**GIVEN REQUEST**
Reproduce, unchanged, the lines of the records from the beginning through the line that contains "y-tick-label: $2 (162, 295, 176, 309)", including both ends.

**DATA ENTRIES**
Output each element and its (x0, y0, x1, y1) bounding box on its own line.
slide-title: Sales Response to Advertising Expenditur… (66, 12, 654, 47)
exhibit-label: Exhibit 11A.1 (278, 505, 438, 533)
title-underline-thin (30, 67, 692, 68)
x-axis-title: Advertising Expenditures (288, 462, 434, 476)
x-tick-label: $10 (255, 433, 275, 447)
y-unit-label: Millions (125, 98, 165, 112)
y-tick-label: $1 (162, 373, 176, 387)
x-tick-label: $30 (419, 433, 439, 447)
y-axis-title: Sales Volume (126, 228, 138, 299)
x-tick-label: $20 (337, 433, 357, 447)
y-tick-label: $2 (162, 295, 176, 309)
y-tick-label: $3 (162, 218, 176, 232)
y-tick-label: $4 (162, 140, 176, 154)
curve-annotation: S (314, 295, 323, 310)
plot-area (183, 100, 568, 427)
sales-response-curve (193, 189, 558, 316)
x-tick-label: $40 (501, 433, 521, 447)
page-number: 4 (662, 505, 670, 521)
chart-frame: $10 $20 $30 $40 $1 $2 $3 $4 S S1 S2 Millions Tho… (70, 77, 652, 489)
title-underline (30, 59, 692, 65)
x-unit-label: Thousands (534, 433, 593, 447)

**CORRECT ANSWER**
Output each element and its (x0, y0, x1, y1) bounding box on its own line.
slide-title: Sales Response to Advertising Expenditur… (66, 12, 654, 47)
exhibit-label: Exhibit 11A.1 (278, 505, 438, 533)
title-underline-thin (30, 67, 692, 68)
x-axis-title: Advertising Expenditures (288, 462, 434, 476)
x-tick-label: $10 (255, 433, 275, 447)
y-unit-label: Millions (125, 98, 165, 112)
y-tick-label: $1 (162, 373, 176, 387)
x-tick-label: $30 (419, 433, 439, 447)
y-axis-title: Sales Volume (126, 228, 138, 299)
x-tick-label: $20 (337, 433, 357, 447)
y-tick-label: $2 (162, 295, 176, 309)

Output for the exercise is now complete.